---
title: "What is Aeontel?"
description: "An overview of the Aeontel platform and its composable primitives."
section: "General"
order: 10
---

# What is Aeontel?

Aeontel is a multipurpose AI platform for building production-ready, AI-powered applications without writing code. It provides composable primitives — agents, functions, workflows, schemas, knowledge graphs, files, events, triggers, apps, databases — that combine into anything: AI agents, automations, data pipelines, knowledge bases, content processors, internal tooling.

## Core idea

Every feature in Aeontel is a **primitive** — a small, focused building block that does one thing well. Primitives compose freely:

- A **schema** defines data structure
- A **function** uses that schema for input/output
- An **agent** calls that function to accomplish tasks
- A **workflow** chains agents into multi-step processes
- An **event** triggers a workflow automatically
- An **app** exposes any of the above through a built UI

No primitive depends on another to function. Each is useful on its own, but powerful when composed.

## Workspaces

A **workspace** (`wsp_`) is the primary resource boundary. Everything — agents, files, events, deployed apps — belongs to one workspace and is isolated from every other one. Each workspace has its own R2 bucket, its own event log, and its own members.
##########
To-do list.
1. Answer these questions from the Aeontel overview:
(a) In the list of how primitives compose, what does a schema define?
(b) What does an event do in that same list?
(c) What prefix is shown for a workspace?
2. Proceed with the Aeontel overview, picking up after its final sentence.

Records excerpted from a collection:
##########
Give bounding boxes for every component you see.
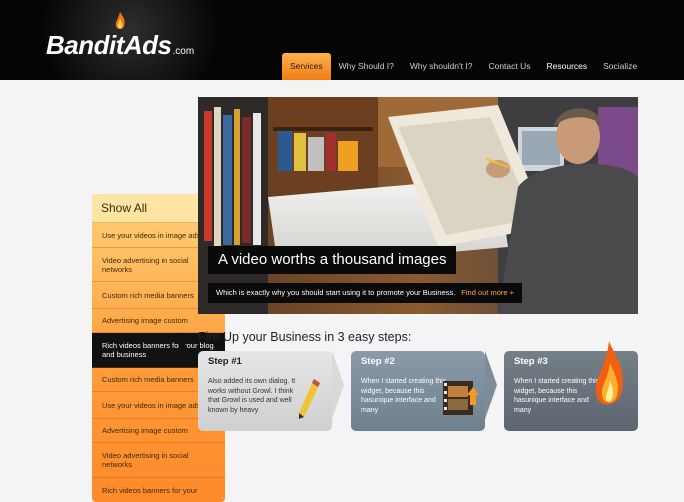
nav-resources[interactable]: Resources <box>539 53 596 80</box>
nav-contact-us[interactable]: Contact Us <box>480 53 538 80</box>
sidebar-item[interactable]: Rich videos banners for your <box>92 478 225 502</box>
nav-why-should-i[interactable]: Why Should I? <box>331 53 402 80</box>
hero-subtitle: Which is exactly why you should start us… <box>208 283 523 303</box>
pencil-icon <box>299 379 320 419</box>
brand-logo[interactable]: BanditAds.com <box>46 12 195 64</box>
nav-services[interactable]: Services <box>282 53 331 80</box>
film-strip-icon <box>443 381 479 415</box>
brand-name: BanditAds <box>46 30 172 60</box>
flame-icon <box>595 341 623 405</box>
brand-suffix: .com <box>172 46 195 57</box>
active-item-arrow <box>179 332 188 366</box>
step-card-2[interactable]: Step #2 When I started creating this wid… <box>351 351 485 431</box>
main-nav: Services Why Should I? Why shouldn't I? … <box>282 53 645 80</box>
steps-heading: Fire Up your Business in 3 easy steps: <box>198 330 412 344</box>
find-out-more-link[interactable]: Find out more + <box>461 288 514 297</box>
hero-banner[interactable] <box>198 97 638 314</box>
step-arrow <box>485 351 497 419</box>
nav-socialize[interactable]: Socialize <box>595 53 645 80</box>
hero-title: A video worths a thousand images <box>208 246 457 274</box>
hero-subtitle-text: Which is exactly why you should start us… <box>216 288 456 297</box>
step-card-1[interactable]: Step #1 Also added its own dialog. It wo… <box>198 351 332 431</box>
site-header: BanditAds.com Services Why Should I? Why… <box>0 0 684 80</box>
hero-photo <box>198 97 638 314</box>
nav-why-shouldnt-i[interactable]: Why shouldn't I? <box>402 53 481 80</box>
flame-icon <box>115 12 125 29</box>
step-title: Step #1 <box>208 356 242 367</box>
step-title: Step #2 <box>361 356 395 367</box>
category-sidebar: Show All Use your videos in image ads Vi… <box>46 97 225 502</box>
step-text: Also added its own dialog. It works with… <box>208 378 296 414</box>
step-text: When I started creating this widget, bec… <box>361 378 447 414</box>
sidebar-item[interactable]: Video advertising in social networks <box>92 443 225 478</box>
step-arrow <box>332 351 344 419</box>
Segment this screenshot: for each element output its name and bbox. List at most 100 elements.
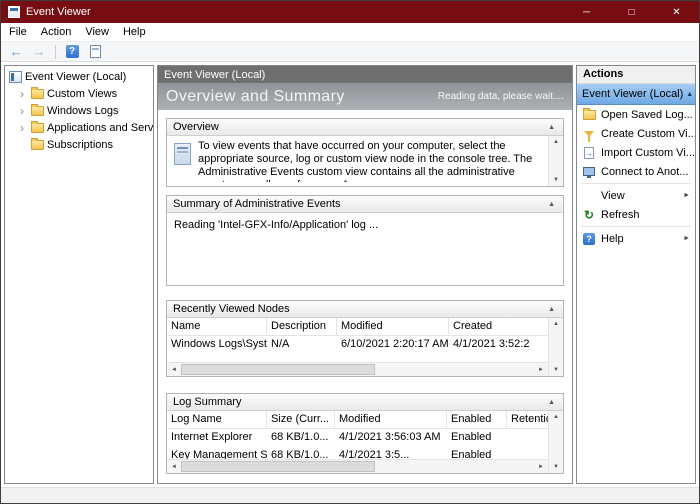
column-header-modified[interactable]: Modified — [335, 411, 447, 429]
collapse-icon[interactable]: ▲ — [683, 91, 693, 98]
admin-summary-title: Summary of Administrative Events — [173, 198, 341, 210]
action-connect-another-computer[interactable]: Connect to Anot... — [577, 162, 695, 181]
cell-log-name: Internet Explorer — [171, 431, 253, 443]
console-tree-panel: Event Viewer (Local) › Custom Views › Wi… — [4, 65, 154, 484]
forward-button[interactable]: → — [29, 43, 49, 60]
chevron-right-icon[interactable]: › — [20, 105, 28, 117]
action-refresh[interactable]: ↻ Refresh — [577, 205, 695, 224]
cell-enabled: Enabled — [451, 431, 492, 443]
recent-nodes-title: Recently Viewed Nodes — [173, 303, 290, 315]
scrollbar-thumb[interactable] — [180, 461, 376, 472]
##########
Answer list.
1.
(a) Data structure.
(b) It triggers a workflow automatically.
(c) `wsp_`

2.
Within a workspace you create and compose primitives:

| Primitive        | Prefix          | Description                                          |
| ---------------- | --------------- | ---------------------------------------------------- |
| Agent            | `agt_`          | AI agent with instructions, model, bound functions   |
| Function         | `fun_`          | Reusable capability (system or user-authored code)   |
| Skill            | `skl_`          | Reusable block of instructions attached to an agent  |
| Swarm            | `swm_`          | Multi-agent delegation graph                         |
| Workflow         | `wfl_`          | DAG execution pipeline                               |
| Schema           | `sch_`          | Zod/JSON Schema definition for data validation       |
| Graph definition | `gdf_`          | Knowledge graph definition for structured extraction |
| Trigger          | `trg_`          | Event-driven automation rule                         |
| MCP Server       | `mcp_`          | Model Context Protocol server connection             |
| App              | `app_`          | Built, deployable UI that composes other primitives  |
| Element          | `elm_`          | Pluggable UI widget used inside apps                 |
| Database         | `dbs_`          | Workspace-scoped Postgres database                   |
| File / Directory | `fil_` / `dir_` | R2-backed objects + virtual directory tree           |

See the [ID prefixes reference](/reference/id-prefixes) for the full list.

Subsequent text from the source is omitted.